**TASK STATEMENT**
Go through the entries below and copy each line containing the word "Wednesday".

Collected data entries:
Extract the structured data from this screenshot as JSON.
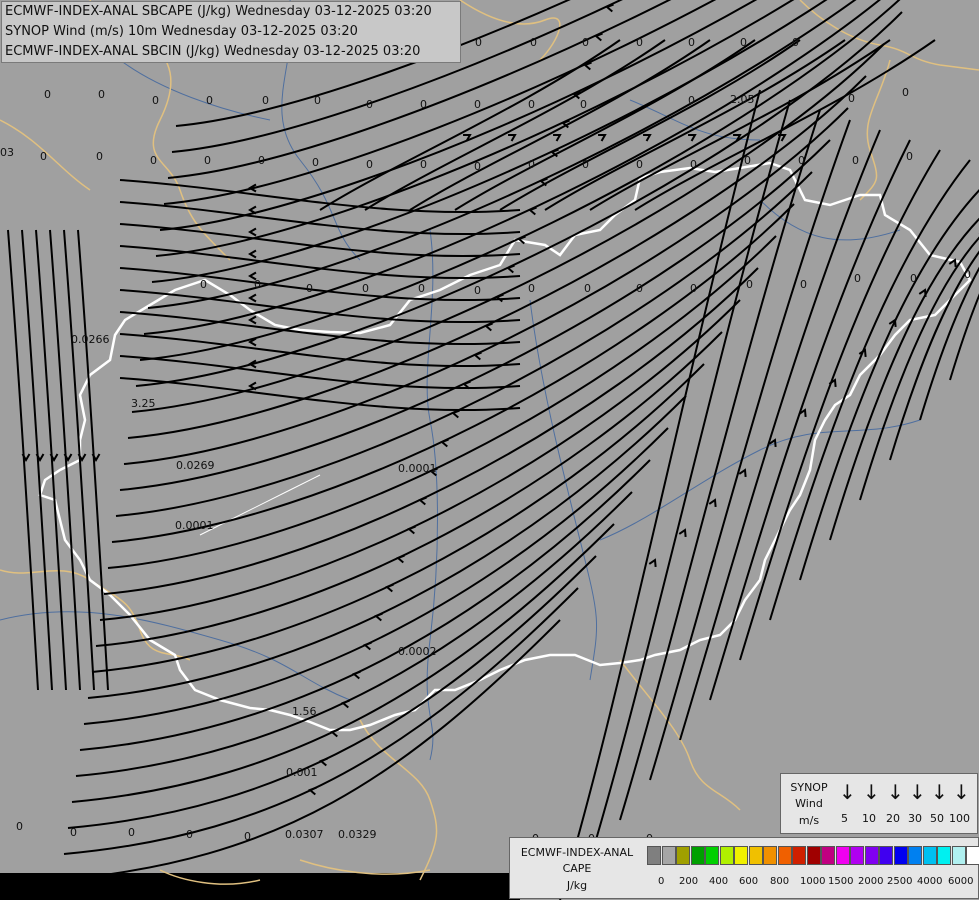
{
  "titles": [
    "ECMWF-INDEX-ANAL SBCAPE (J/kg) Wednesday 03-12-2025 03:20",
    "SYNOP Wind (m/s) 10m Wednesday 03-12-2025 03:20",
    "ECMWF-INDEX-ANAL SBCIN (J/kg) Wednesday 03-12-2025 03:20"
  ],
  "colors": {
    "background": "#a0a0a0",
    "border_country": "#ffffff",
    "border_neighbour": "#e0c080",
    "rivers": "#4f6f9f",
    "streamlines": "#000000"
  },
  "values": [
    {
      "t": "0"
    },
    {
      "t": "0"
    },
    {
      "t": "0"
    },
    {
      "t": "0"
    },
    {
      "t": "0"
    },
    {
      "t": "0"
    },
    {
      "t": "0"
    },
    {
      "t": "0"
    },
    {
      "t": "0"
    },
    {
      "t": "0"
    },
    {
      "t": "0"
    },
    {
      "t": "0"
    },
    {
      "t": "2.05"
    },
    {
      "t": "03"
    },
    {
      "t": "0.0266"
    },
    {
      "t": "3.25"
    },
    {
      "t": "0.0269"
    },
    {
      "t": "0.0001"
    },
    {
      "t": "0.0001"
    },
    {
      "t": "0.0002"
    },
    {
      "t": "1.56"
    },
    {
      "t": "0.001"
    },
    {
      "t": "0.0307"
    },
    {
      "t": "0.0329"
    },
    {
      "t": "0"
    },
    {
      "t": "0"
    },
    {
      "t": "0"
    },
    {
      "t": "0"
    },
    {
      "t": "0"
    },
    {
      "t": "0"
    },
    {
      "t": "0"
    },
    {
      "t": "0"
    },
    {
      "t": "0"
    },
    {
      "t": "0"
    },
    {
      "t": "0"
    },
    {
      "t": "0"
    },
    {
      "t": "0"
    },
    {
      "t": "0"
    },
    {
      "t": "0"
    },
    {
      "t": "0"
    },
    {
      "t": "0"
    },
    {
      "t": "0"
    },
    {
      "t": "0"
    },
    {
      "t": "0"
    },
    {
      "t": "0"
    },
    {
      "t": "0"
    },
    {
      "t": "0"
    },
    {
      "t": "0"
    },
    {
      "t": "0"
    },
    {
      "t": "0"
    },
    {
      "t": "0"
    },
    {
      "t": "0"
    },
    {
      "t": "0"
    },
    {
      "t": "0"
    },
    {
      "t": "0"
    },
    {
      "t": "0"
    },
    {
      "t": "0"
    },
    {
      "t": "0"
    },
    {
      "t": "0"
    },
    {
      "t": "0"
    },
    {
      "t": "0"
    },
    {
      "t": "0"
    },
    {
      "t": "0"
    },
    {
      "t": "0"
    },
    {
      "t": "0"
    },
    {
      "t": "0"
    },
    {
      "t": "0"
    },
    {
      "t": "0"
    },
    {
      "t": "0"
    },
    {
      "t": "0"
    },
    {
      "t": "0"
    },
    {
      "t": "0"
    },
    {
      "t": "0"
    },
    {
      "t": "0"
    },
    {
      "t": "0"
    },
    {
      "t": "0"
    },
    {
      "t": "0"
    },
    {
      "t": "0"
    }
  ],
  "wind_legend": {
    "title": [
      "SYNOP",
      "Wind",
      "m/s"
    ],
    "arrow_icon": "↓",
    "labels": [
      "5",
      "10",
      "20",
      "30",
      "50",
      "100"
    ]
  },
  "cape_legend": {
    "title": [
      "ECMWF-INDEX-ANAL",
      "CAPE",
      "J/kg"
    ],
    "colors": [
      "#7f7f7f",
      "#a6a6a6",
      "#a0a000",
      "#00a000",
      "#00d000",
      "#b0f000",
      "#f0f000",
      "#f0c000",
      "#f09000",
      "#f06000",
      "#d02000",
      "#a00000",
      "#c00080",
      "#f000f0",
      "#b000f0",
      "#8000f0",
      "#4000f0",
      "#0000f0",
      "#0080f0",
      "#00c0f0",
      "#00f0f0",
      "#b0f0f0",
      "#ffffff"
    ],
    "labels": [
      "0",
      "200",
      "400",
      "600",
      "800",
      "1000",
      "1500",
      "2000",
      "2500",
      "4000",
      "6000"
    ]
  }
}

**RESPONSE**
    "ECMWF-INDEX-ANAL SBCAPE (J/kg) Wednesday 03-12-2025 03:20",
    "SYNOP Wind (m/s) 10m Wednesday 03-12-2025 03:20",
    "ECMWF-INDEX-ANAL SBCIN (J/kg) Wednesday 03-12-2025 03:20"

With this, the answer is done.